Written task:
Give the number of lines in the data that hold the word "JSON", and nothing else.

--- Supplied records ---

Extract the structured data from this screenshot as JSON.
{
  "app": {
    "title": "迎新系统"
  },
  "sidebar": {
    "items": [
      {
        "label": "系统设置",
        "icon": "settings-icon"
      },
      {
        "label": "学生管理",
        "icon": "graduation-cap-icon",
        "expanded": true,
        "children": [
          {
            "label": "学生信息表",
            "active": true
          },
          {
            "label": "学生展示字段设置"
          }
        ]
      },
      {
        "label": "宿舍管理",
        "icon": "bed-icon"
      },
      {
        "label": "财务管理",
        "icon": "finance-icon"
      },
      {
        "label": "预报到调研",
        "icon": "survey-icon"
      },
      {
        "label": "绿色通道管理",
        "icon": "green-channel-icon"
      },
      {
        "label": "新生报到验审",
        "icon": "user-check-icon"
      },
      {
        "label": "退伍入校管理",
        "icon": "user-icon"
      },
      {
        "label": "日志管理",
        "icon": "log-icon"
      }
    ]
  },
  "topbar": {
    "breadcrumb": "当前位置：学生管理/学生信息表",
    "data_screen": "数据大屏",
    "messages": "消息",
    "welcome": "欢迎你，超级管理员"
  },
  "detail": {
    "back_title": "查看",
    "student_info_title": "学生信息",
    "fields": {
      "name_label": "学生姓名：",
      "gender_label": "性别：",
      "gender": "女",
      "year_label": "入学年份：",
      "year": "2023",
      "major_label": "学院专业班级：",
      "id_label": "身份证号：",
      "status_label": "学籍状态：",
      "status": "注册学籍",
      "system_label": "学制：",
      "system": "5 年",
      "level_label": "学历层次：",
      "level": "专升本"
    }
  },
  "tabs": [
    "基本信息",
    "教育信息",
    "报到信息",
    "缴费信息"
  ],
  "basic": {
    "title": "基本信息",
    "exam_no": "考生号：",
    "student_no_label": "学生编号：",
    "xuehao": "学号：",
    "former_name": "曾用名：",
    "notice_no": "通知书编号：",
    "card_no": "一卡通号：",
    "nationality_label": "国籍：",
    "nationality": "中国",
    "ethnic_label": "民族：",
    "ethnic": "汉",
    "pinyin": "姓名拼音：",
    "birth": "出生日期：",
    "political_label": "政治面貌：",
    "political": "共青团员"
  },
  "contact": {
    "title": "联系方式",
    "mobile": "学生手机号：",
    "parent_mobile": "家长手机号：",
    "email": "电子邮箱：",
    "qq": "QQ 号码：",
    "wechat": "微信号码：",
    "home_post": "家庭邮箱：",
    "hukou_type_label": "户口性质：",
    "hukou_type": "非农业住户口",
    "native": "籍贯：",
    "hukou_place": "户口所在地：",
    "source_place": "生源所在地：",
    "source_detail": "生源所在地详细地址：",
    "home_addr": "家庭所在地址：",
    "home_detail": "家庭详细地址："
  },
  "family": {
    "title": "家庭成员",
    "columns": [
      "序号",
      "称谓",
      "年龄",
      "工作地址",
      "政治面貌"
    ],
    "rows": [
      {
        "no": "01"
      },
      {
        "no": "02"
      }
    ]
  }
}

---
--- Supplied records ---

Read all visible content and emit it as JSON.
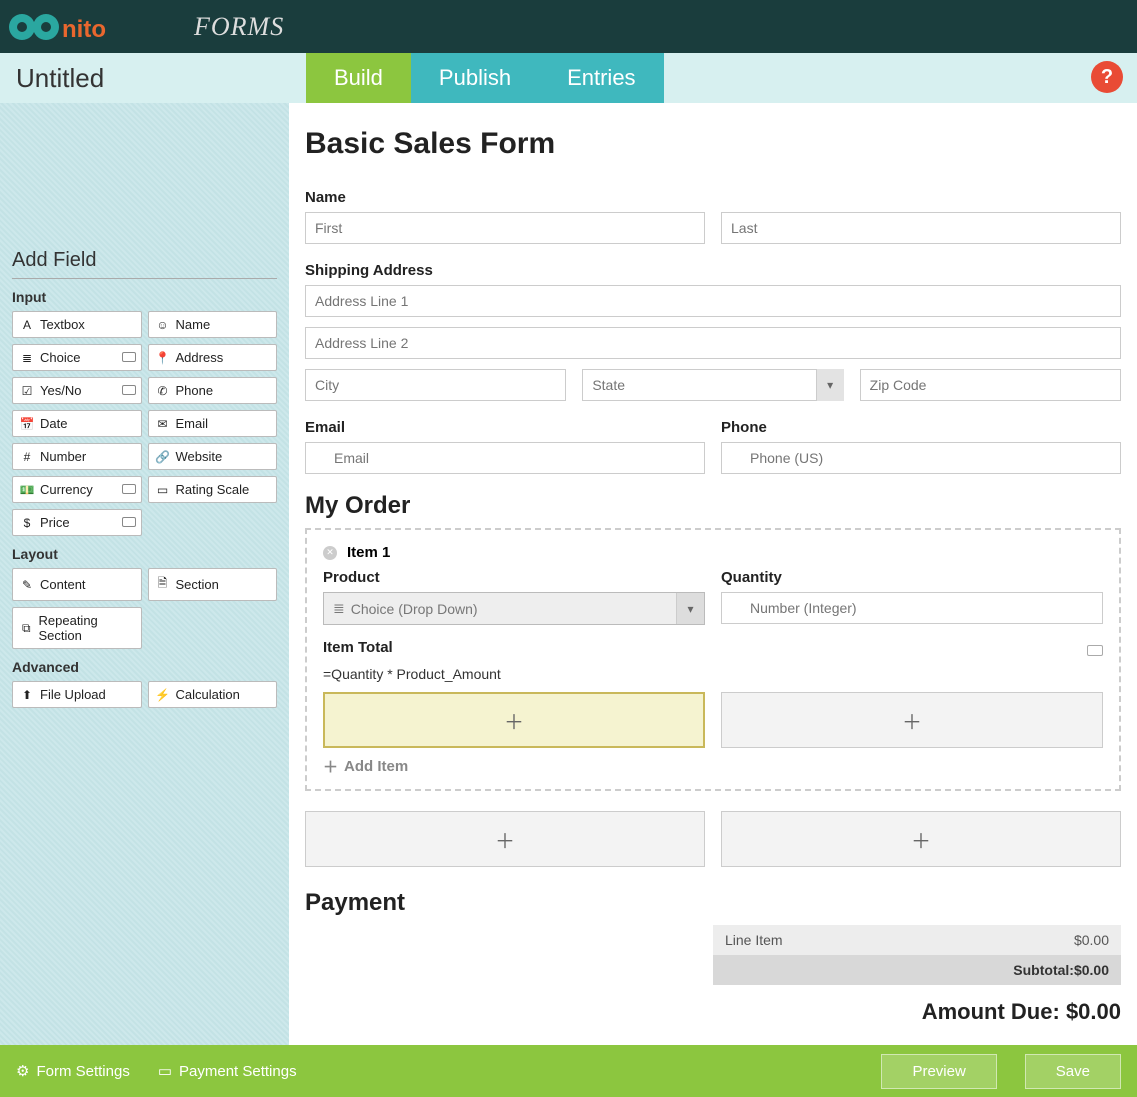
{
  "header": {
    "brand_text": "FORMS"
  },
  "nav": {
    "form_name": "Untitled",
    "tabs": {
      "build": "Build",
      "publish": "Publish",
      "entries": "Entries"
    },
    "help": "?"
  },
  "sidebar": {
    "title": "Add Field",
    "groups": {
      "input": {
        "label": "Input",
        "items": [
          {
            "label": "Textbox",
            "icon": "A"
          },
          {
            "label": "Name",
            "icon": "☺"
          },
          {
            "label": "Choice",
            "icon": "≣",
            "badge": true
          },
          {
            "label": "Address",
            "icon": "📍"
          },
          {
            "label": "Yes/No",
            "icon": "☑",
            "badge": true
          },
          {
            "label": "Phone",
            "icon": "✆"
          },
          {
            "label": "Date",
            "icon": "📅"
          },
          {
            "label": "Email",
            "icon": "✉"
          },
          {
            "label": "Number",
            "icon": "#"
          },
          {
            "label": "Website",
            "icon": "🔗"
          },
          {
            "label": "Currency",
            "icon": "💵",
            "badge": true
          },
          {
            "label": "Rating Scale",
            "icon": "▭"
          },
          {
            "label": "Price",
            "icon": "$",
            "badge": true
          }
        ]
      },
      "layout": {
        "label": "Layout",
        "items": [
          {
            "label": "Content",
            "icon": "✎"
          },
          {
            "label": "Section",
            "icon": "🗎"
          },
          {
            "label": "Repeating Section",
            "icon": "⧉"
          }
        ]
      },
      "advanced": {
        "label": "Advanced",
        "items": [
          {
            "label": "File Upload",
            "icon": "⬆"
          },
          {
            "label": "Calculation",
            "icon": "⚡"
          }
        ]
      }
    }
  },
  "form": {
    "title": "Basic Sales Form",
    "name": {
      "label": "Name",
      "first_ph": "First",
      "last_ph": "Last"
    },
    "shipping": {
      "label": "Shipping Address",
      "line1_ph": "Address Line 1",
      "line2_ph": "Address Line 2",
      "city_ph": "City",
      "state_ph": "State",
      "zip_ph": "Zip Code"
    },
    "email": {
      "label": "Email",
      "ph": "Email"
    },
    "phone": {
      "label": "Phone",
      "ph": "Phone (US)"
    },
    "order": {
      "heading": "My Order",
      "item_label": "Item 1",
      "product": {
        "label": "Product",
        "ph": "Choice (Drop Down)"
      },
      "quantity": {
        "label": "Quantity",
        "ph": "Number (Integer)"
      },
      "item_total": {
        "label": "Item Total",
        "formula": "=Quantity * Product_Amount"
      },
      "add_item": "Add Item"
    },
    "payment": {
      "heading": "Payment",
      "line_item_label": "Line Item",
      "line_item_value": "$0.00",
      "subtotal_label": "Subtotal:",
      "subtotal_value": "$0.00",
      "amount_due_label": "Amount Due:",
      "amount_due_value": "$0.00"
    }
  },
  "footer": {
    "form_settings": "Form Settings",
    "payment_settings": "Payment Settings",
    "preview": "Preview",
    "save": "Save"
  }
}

---

Completed task:
2